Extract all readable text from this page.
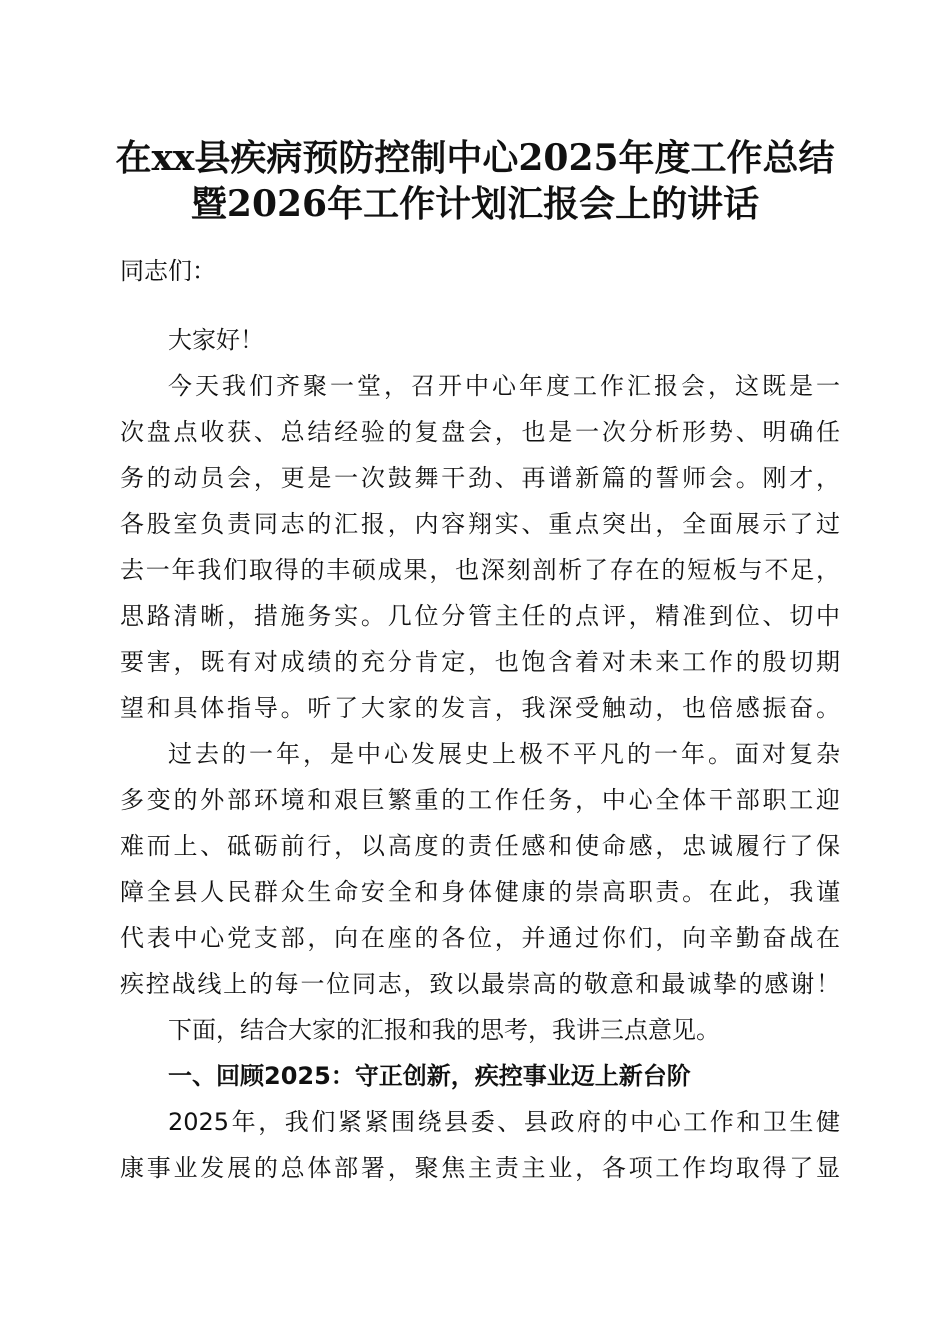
在xx县疾病预防控制中心2025年度工作总结
暨2026年工作计划汇报会上的讲话
同志们：
大家好！
今天我们齐聚一堂，召开中心年度工作汇报会，这既是一
次盘点收获、总结经验的复盘会，也是一次分析形势、明确任
务的动员会，更是一次鼓舞干劲、再谱新篇的誓师会。刚才，
各股室负责同志的汇报，内容翔实、重点突出，全面展示了过
去一年我们取得的丰硕成果，也深刻剖析了存在的短板与不足，
思路清晰，措施务实。几位分管主任的点评，精准到位、切中
要害，既有对成绩的充分肯定，也饱含着对未来工作的殷切期
望和具体指导。听了大家的发言，我深受触动，也倍感振奋。
过去的一年，是中心发展史上极不平凡的一年。面对复杂
多变的外部环境和艰巨繁重的工作任务，中心全体干部职工迎
难而上、砥砺前行，以高度的责任感和使命感，忠诚履行了保
障全县人民群众生命安全和身体健康的崇高职责。在此，我谨
代表中心党支部，向在座的各位，并通过你们，向辛勤奋战在
疾控战线上的每一位同志，致以最崇高的敬意和最诚挚的感谢！
下面，结合大家的汇报和我的思考，我讲三点意见。
一、回顾2025：守正创新，疾控事业迈上新台阶
2025年，我们紧紧围绕县委、县政府的中心工作和卫生健
康事业发展的总体部署，聚焦主责主业，各项工作均取得了显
#####
Work required: With the pictures left out, transcribe the material exactly.

Output for this exercise:
Extract all readable text from this page.
在xx县疾病预防控制中心2025年度工作总结
暨2026年工作计划汇报会上的讲话
同志们：
大家好！
今天我们齐聚一堂，召开中心年度工作汇报会，这既是一
次盘点收获、总结经验的复盘会，也是一次分析形势、明确任
务的动员会，更是一次鼓舞干劲、再谱新篇的誓师会。刚才，
各股室负责同志的汇报，内容翔实、重点突出，全面展示了过
去一年我们取得的丰硕成果，也深刻剖析了存在的短板与不足，
思路清晰，措施务实。几位分管主任的点评，精准到位、切中
要害，既有对成绩的充分肯定，也饱含着对未来工作的殷切期
望和具体指导。听了大家的发言，我深受触动，也倍感振奋。
过去的一年，是中心发展史上极不平凡的一年。面对复杂
多变的外部环境和艰巨繁重的工作任务，中心全体干部职工迎
难而上、砥砺前行，以高度的责任感和使命感，忠诚履行了保
障全县人民群众生命安全和身体健康的崇高职责。在此，我谨
代表中心党支部，向在座的各位，并通过你们，向辛勤奋战在
疾控战线上的每一位同志，致以最崇高的敬意和最诚挚的感谢！
下面，结合大家的汇报和我的思考，我讲三点意见。
一、回顾2025：守正创新，疾控事业迈上新台阶
2025年，我们紧紧围绕县委、县政府的中心工作和卫生健
康事业发展的总体部署，聚焦主责主业，各项工作均取得了显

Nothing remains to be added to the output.